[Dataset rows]
※ ※ ※

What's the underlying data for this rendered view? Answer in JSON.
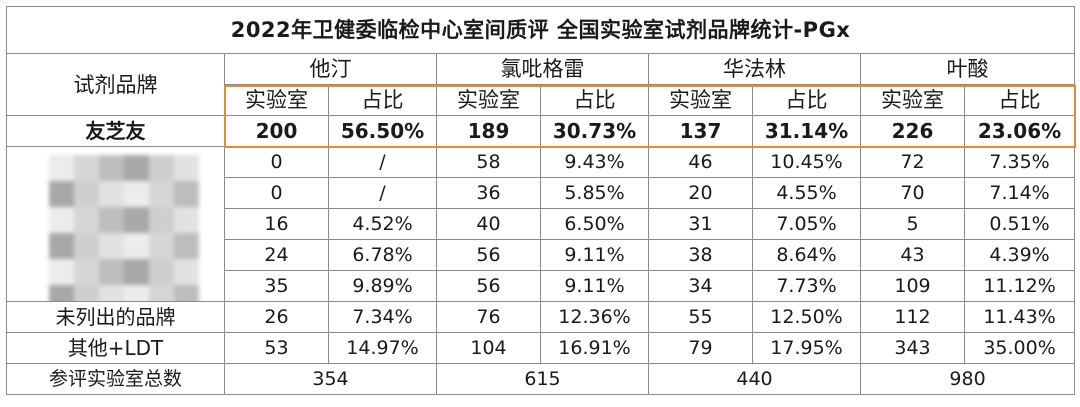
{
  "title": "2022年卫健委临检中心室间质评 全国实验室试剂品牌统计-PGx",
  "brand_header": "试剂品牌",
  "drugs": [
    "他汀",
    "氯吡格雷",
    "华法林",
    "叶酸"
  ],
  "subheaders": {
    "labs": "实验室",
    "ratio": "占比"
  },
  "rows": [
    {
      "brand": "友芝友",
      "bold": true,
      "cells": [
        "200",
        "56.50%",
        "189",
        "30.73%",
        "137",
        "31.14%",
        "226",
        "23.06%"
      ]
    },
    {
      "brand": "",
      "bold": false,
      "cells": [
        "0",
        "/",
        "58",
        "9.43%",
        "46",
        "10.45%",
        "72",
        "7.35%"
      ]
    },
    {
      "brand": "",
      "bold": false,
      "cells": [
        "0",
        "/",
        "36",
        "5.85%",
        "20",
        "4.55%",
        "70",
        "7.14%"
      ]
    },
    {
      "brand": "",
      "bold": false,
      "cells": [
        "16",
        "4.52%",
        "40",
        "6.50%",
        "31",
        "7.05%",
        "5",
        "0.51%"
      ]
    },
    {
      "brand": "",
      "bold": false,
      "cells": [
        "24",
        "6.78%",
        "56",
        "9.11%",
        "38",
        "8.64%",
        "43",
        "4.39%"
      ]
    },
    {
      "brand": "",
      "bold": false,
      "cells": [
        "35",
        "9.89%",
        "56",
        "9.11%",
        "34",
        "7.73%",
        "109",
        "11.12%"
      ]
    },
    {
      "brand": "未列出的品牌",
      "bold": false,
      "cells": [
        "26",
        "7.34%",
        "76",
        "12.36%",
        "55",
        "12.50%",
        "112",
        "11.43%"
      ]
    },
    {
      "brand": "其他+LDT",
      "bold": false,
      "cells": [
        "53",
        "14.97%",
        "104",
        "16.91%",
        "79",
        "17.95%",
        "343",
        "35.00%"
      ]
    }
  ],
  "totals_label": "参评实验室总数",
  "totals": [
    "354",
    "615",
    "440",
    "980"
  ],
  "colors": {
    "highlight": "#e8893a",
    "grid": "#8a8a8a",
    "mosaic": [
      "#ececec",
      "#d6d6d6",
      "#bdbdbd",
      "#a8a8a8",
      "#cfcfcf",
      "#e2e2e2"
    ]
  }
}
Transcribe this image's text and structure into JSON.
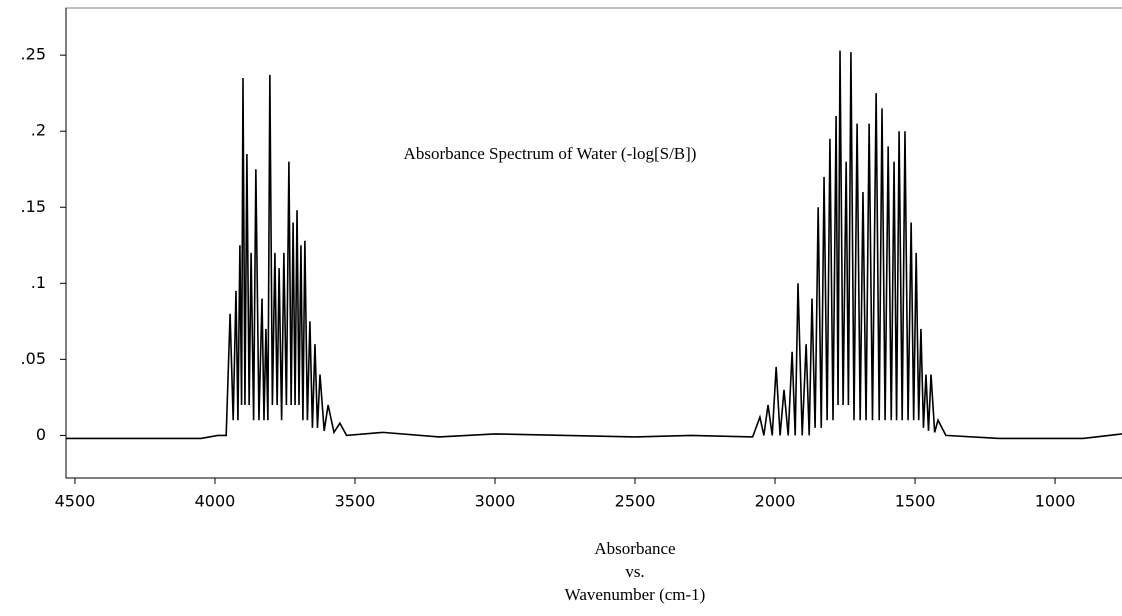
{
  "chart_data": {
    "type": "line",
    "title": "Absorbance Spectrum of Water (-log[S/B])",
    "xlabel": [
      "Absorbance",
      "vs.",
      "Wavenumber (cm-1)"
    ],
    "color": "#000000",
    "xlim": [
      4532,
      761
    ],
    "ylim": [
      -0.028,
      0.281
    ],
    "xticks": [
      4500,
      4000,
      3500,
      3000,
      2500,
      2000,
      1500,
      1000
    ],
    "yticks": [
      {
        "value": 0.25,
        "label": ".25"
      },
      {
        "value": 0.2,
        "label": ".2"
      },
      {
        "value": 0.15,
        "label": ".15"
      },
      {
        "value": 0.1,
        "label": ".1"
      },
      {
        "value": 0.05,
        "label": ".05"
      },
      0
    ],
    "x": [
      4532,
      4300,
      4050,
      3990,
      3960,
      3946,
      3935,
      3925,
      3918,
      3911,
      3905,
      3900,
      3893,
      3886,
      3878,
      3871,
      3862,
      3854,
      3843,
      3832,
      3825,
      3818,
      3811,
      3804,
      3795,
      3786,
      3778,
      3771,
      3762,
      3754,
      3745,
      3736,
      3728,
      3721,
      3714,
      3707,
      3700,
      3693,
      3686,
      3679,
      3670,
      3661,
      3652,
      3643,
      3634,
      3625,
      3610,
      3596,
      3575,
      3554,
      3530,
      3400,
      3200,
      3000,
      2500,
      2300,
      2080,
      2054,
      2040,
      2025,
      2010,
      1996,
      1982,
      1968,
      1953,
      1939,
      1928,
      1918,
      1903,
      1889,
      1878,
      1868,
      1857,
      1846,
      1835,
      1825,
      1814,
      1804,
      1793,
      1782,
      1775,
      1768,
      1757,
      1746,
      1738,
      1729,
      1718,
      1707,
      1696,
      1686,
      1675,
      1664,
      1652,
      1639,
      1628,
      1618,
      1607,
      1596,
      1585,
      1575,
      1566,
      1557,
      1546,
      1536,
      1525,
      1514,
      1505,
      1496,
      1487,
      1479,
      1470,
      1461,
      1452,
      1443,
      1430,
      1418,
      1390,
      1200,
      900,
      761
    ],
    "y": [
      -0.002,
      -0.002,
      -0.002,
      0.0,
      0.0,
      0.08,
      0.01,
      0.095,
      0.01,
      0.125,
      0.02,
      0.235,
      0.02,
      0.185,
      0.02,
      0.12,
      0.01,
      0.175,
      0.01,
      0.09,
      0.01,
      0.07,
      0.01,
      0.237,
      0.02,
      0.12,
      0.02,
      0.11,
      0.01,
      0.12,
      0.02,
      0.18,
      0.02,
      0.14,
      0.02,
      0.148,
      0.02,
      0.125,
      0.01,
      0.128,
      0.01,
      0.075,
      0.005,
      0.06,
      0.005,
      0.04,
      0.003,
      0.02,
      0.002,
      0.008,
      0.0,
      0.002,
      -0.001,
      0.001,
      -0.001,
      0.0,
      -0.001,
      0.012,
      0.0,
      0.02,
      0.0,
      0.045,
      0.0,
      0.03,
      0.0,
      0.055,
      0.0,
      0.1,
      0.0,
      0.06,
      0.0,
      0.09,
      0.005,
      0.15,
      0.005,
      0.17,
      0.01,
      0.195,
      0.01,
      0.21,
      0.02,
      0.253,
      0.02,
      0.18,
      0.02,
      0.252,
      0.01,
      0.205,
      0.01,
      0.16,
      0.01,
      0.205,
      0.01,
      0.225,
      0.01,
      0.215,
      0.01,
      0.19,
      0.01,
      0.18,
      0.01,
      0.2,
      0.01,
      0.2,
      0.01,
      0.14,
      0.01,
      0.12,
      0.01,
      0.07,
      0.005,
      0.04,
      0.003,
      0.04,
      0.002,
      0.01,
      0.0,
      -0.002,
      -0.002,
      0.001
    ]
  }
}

※ ※ ※

◆ WRITTEN INSTRUCTION: Verbatim reproduction of every record is required; images are left out.

◆ REPLY:
What's the underlying data for this rendered view? Answer in JSON.
{
  "title": "2022年卫健委临检中心室间质评 全国实验室试剂品牌统计-PGx",
  "brand_header": "试剂品牌",
  "drugs": [
    "他汀",
    "氯吡格雷",
    "华法林",
    "叶酸"
  ],
  "subheaders": {
    "labs": "实验室",
    "ratio": "占比"
  },
  "rows": [
    {
      "brand": "友芝友",
      "bold": true,
      "cells": [
        "200",
        "56.50%",
        "189",
        "30.73%",
        "137",
        "31.14%",
        "226",
        "23.06%"
      ]
    },
    {
      "brand": "",
      "bold": false,
      "cells": [
        "0",
        "/",
        "58",
        "9.43%",
        "46",
        "10.45%",
        "72",
        "7.35%"
      ]
    },
    {
      "brand": "",
      "bold": false,
      "cells": [
        "0",
        "/",
        "36",
        "5.85%",
        "20",
        "4.55%",
        "70",
        "7.14%"
      ]
    },
    {
      "brand": "",
      "bold": false,
      "cells": [
        "16",
        "4.52%",
        "40",
        "6.50%",
        "31",
        "7.05%",
        "5",
        "0.51%"
      ]
    },
    {
      "brand": "",
      "bold": false,
      "cells": [
        "24",
        "6.78%",
        "56",
        "9.11%",
        "38",
        "8.64%",
        "43",
        "4.39%"
      ]
    },
    {
      "brand": "",
      "bold": false,
      "cells": [
        "35",
        "9.89%",
        "56",
        "9.11%",
        "34",
        "7.73%",
        "109",
        "11.12%"
      ]
    },
    {
      "brand": "未列出的品牌",
      "bold": false,
      "cells": [
        "26",
        "7.34%",
        "76",
        "12.36%",
        "55",
        "12.50%",
        "112",
        "11.43%"
      ]
    },
    {
      "brand": "其他+LDT",
      "bold": false,
      "cells": [
        "53",
        "14.97%",
        "104",
        "16.91%",
        "79",
        "17.95%",
        "343",
        "35.00%"
      ]
    }
  ],
  "totals_label": "参评实验室总数",
  "totals": [
    "354",
    "615",
    "440",
    "980"
  ],
  "colors": {
    "highlight": "#e8893a",
    "grid": "#8a8a8a",
    "mosaic": [
      "#ececec",
      "#d6d6d6",
      "#bdbdbd",
      "#a8a8a8",
      "#cfcfcf",
      "#e2e2e2"
    ]
  }
}
Transcribe this image's text and structure into JSON.
{
  "chart_data": {
    "type": "line",
    "title": "Absorbance Spectrum of Water (-log[S/B])",
    "xlabel": [
      "Absorbance",
      "vs.",
      "Wavenumber (cm-1)"
    ],
    "color": "#000000",
    "xlim": [
      4532,
      761
    ],
    "ylim": [
      -0.028,
      0.281
    ],
    "xticks": [
      4500,
      4000,
      3500,
      3000,
      2500,
      2000,
      1500,
      1000
    ],
    "yticks": [
      {
        "value": 0.25,
        "label": ".25"
      },
      {
        "value": 0.2,
        "label": ".2"
      },
      {
        "value": 0.15,
        "label": ".15"
      },
      {
        "value": 0.1,
        "label": ".1"
      },
      {
        "value": 0.05,
        "label": ".05"
      },
      0
    ],
    "x": [
      4532,
      4300,
      4050,
      3990,
      3960,
      3946,
      3935,
      3925,
      3918,
      3911,
      3905,
      3900,
      3893,
      3886,
      3878,
      3871,
      3862,
      3854,
      3843,
      3832,
      3825,
      3818,
      3811,
      3804,
      3795,
      3786,
      3778,
      3771,
      3762,
      3754,
      3745,
      3736,
      3728,
      3721,
      3714,
      3707,
      3700,
      3693,
      3686,
      3679,
      3670,
      3661,
      3652,
      3643,
      3634,
      3625,
      3610,
      3596,
      3575,
      3554,
      3530,
      3400,
      3200,
      3000,
      2500,
      2300,
      2080,
      2054,
      2040,
      2025,
      2010,
      1996,
      1982,
      1968,
      1953,
      1939,
      1928,
      1918,
      1903,
      1889,
      1878,
      1868,
      1857,
      1846,
      1835,
      1825,
      1814,
      1804,
      1793,
      1782,
      1775,
      1768,
      1757,
      1746,
      1738,
      1729,
      1718,
      1707,
      1696,
      1686,
      1675,
      1664,
      1652,
      1639,
      1628,
      1618,
      1607,
      1596,
      1585,
      1575,
      1566,
      1557,
      1546,
      1536,
      1525,
      1514,
      1505,
      1496,
      1487,
      1479,
      1470,
      1461,
      1452,
      1443,
      1430,
      1418,
      1390,
      1200,
      900,
      761
    ],
    "y": [
      -0.002,
      -0.002,
      -0.002,
      0.0,
      0.0,
      0.08,
      0.01,
      0.095,
      0.01,
      0.125,
      0.02,
      0.235,
      0.02,
      0.185,
      0.02,
      0.12,
      0.01,
      0.175,
      0.01,
      0.09,
      0.01,
      0.07,
      0.01,
      0.237,
      0.02,
      0.12,
      0.02,
      0.11,
      0.01,
      0.12,
      0.02,
      0.18,
      0.02,
      0.14,
      0.02,
      0.148,
      0.02,
      0.125,
      0.01,
      0.128,
      0.01,
      0.075,
      0.005,
      0.06,
      0.005,
      0.04,
      0.003,
      0.02,
      0.002,
      0.008,
      0.0,
      0.002,
      -0.001,
      0.001,
      -0.001,
      0.0,
      -0.001,
      0.012,
      0.0,
      0.02,
      0.0,
      0.045,
      0.0,
      0.03,
      0.0,
      0.055,
      0.0,
      0.1,
      0.0,
      0.06,
      0.0,
      0.09,
      0.005,
      0.15,
      0.005,
      0.17,
      0.01,
      0.195,
      0.01,
      0.21,
      0.02,
      0.253,
      0.02,
      0.18,
      0.02,
      0.252,
      0.01,
      0.205,
      0.01,
      0.16,
      0.01,
      0.205,
      0.01,
      0.225,
      0.01,
      0.215,
      0.01,
      0.19,
      0.01,
      0.18,
      0.01,
      0.2,
      0.01,
      0.2,
      0.01,
      0.14,
      0.01,
      0.12,
      0.01,
      0.07,
      0.005,
      0.04,
      0.003,
      0.04,
      0.002,
      0.01,
      0.0,
      -0.002,
      -0.002,
      0.001
    ]
  }
}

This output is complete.